■ Source ■
§ §

VW::LEARNER::base_learner* marginal_setup(options_i& options, vw& all)
{
  free_ptr<MARGINAL::data> d = scoped_calloc_or_throw<MARGINAL::data>();
  std::string marginal;

  option_group_definition marginal_options("Marginal options");
  marginal_options.add(
      make_option("marginal", marginal).keep().necessary().help("substitute marginal label estimates for ids"));
  marginal_options.add(
      make_option("initial_denominator", d->initial_denominator).default_value(1.f).help("initial denominator"));
  marginal_options.add(
      make_option("initial_numerator", d->initial_numerator).default_value(0.5f).help("initial numerator"));
  marginal_options.add(make_option("compete", d->compete).help("enable competition with marginal features"));
  marginal_options.add(
      make_option("update_before_learn", d->update_before_learn).help("update marginal values before learning"));
  marginal_options.add(make_option("unweighted_marginals", d->unweighted_marginals)

§ §

■ Spatial layout entries ■
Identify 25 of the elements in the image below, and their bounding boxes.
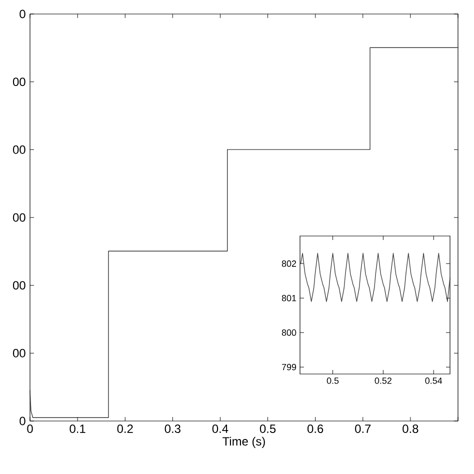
text: 00 <box>12 281 26 290</box>
line-series <box>300 252 450 302</box>
text: 0 <box>20 416 26 426</box>
x-tick-label: 0.2 <box>117 424 133 433</box>
x-tick-label: 0.5 <box>326 378 339 384</box>
x-tick-label: 0.6 <box>307 424 324 433</box>
y-tick-label: 802 <box>282 260 296 267</box>
x-tick-label: 0.54 <box>425 378 442 384</box>
y-tick-label: 800 <box>282 329 296 336</box>
text: 00 <box>12 145 26 154</box>
x-tick-label: 0.1 <box>70 424 86 433</box>
x-axis-title: Time (s) <box>222 436 265 448</box>
text: 00 <box>12 348 26 358</box>
x-tick-label: 0 <box>27 424 33 433</box>
x-tick-label: 0.8 <box>402 424 418 433</box>
text: 0 <box>20 10 26 18</box>
x-tick-label: 0.7 <box>355 424 371 433</box>
text: 00 <box>12 213 26 222</box>
x-tick-label: 0.3 <box>164 424 180 433</box>
x-tick-label: 0.52 <box>374 378 392 384</box>
text: 00 <box>12 78 26 86</box>
y-tick-label: 799 <box>282 364 296 370</box>
x-tick-label: 0.4 <box>212 424 228 433</box>
y-tick-label: 801 <box>282 294 296 302</box>
x-tick-label: 0.5 <box>260 424 276 433</box>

§ §

■ Exercise 1 ■
Answer these questions about the marginal setup code:
(a) What default value does the code give to "initial_denominator"?
(b) What help text does the "compete" option carry?
(c) Under what name is the option group defined?
■ Exercise 2 ■
Proceed with the marginal setup code from the point where it stops.

■ Final answer 1 ■
(a) 1.f
(b) enable competition with marginal features
(c) Marginal options

■ Final answer 2 ■
                           .help("ignore importance weights when computing marginals"));
  marginal_options.add(
      make_option("decay", d->decay).default_value(0.f).help("decay multiplier per event (1e-3 for example)"));

  if (!options.add_parse_and_check_necessary(marginal_options)) { return nullptr; }

  d->all = &all;

  for (size_t u = 0; u < 256; u++)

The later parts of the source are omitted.